*** Opening THE DATA ***
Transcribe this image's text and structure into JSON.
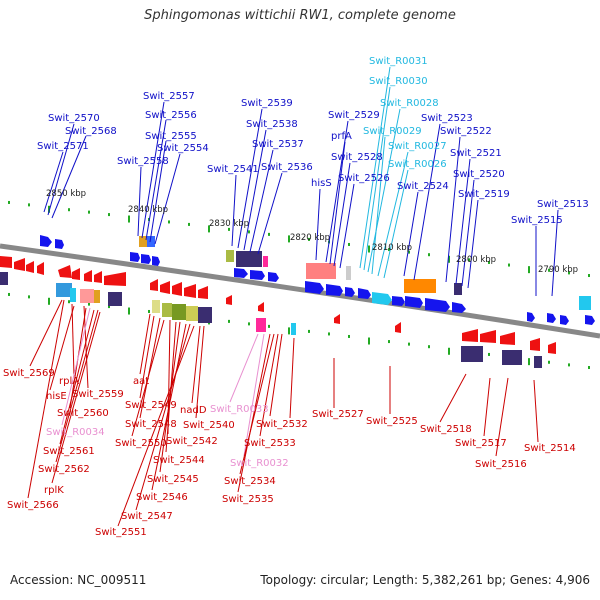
{
  "title": "Sphingomonas wittichii RW1, complete genome",
  "footer": {
    "accession": "Accession: NC_009511",
    "summary": "Topology: circular; Length: 5,382,261 bp; Genes: 4,906"
  },
  "colors": {
    "forward_label": "#1010c8",
    "reverse_label": "#cc0000",
    "rna_forward_label": "#22b8e0",
    "rna_reverse_label": "#e890d0",
    "backbone": "#888888",
    "tick": "#22aa22"
  },
  "scale_labels": [
    "2850 kbp",
    "2840 kbp",
    "2830 kbp",
    "2820 kbp",
    "2810 kbp",
    "2800 kbp",
    "2790 kbp"
  ],
  "top_labels": [
    "Swit_R0031",
    "Swit_R0030",
    "Swit_2557",
    "Swit_R0028",
    "Swit_2539",
    "Swit_2570",
    "Swit_2556",
    "Swit_2529",
    "Swit_2523",
    "Swit_2538",
    "Swit_2568",
    "Swit_2555",
    "prfA",
    "Swit_R0029",
    "Swit_2522",
    "Swit_R0027",
    "Swit_2571",
    "Swit_2554",
    "Swit_2537",
    "Swit_2528",
    "Swit_2521",
    "Swit_R0026",
    "Swit_2558",
    "Swit_2541",
    "Swit_2536",
    "Swit_2520",
    "hisS",
    "Swit_2526",
    "Swit_2524",
    "Swit_2519",
    "Swit_2513",
    "Swit_2515"
  ],
  "bottom_labels": [
    "Swit_2569",
    "rplA",
    "aat",
    "hisE",
    "Swit_2559",
    "Swit_2549",
    "Swit_2560",
    "Swit_R0033",
    "nadD",
    "Swit_2527",
    "Swit_2525",
    "Swit_2532",
    "Swit_2548",
    "Swit_2540",
    "Swit_2518",
    "Swit_R0034",
    "Swit_2542",
    "Swit_2533",
    "Swit_2550",
    "Swit_2517",
    "Swit_2514",
    "Swit_2561",
    "Swit_2544",
    "Swit_R0032",
    "Swit_2516",
    "Swit_2562",
    "Swit_2545",
    "Swit_2534",
    "rplK",
    "Swit_2546",
    "Swit_2535",
    "Swit_2566",
    "Swit_2547",
    "Swit_2551"
  ]
}
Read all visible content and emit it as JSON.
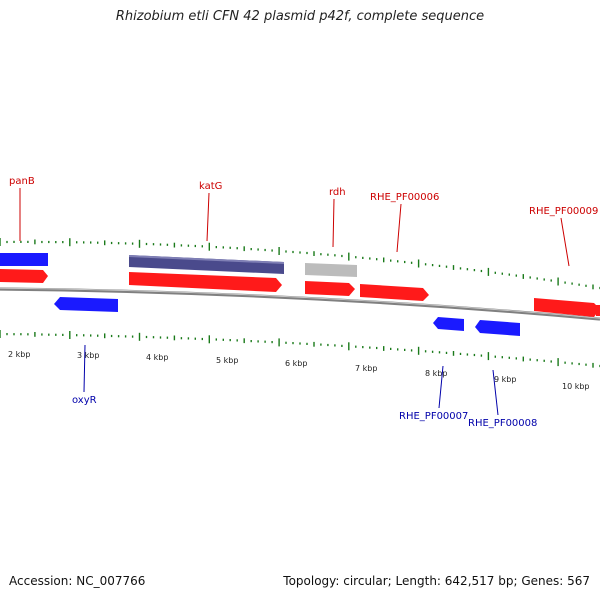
{
  "title": "Rhizobium etli CFN 42 plasmid p42f, complete sequence",
  "footer": {
    "accession": "Accession: NC_007766",
    "summary": "Topology: circular; Length: 642,517 bp; Genes: 567"
  },
  "colors": {
    "forward_gene": "#ff1a1a",
    "reverse_gene": "#1a1aff",
    "katG_feature": "#4a4a8c",
    "rdh_feature": "#bcbcbc",
    "forward_label": "#cc0000",
    "reverse_label": "#0000aa",
    "tick": "#1a7a1a",
    "backbone": "#808080"
  },
  "scale_labels": [
    "2 kbp",
    "3 kbp",
    "4 kbp",
    "5 kbp",
    "6 kbp",
    "7 kbp",
    "8 kbp",
    "9 kbp",
    "10 kbp"
  ],
  "labels": {
    "forward": [
      "panB",
      "katG",
      "rdh",
      "RHE_PF00006",
      "RHE_PF00009"
    ],
    "reverse": [
      "oxyR",
      "RHE_PF00007",
      "RHE_PF00008"
    ]
  }
}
*** Closing THE DATA ***
### TASK OBJECTIVE
Using the records above, count the lines that hold the string "Topology", and give back only the result.

### ANSWER FOR THE TASK
2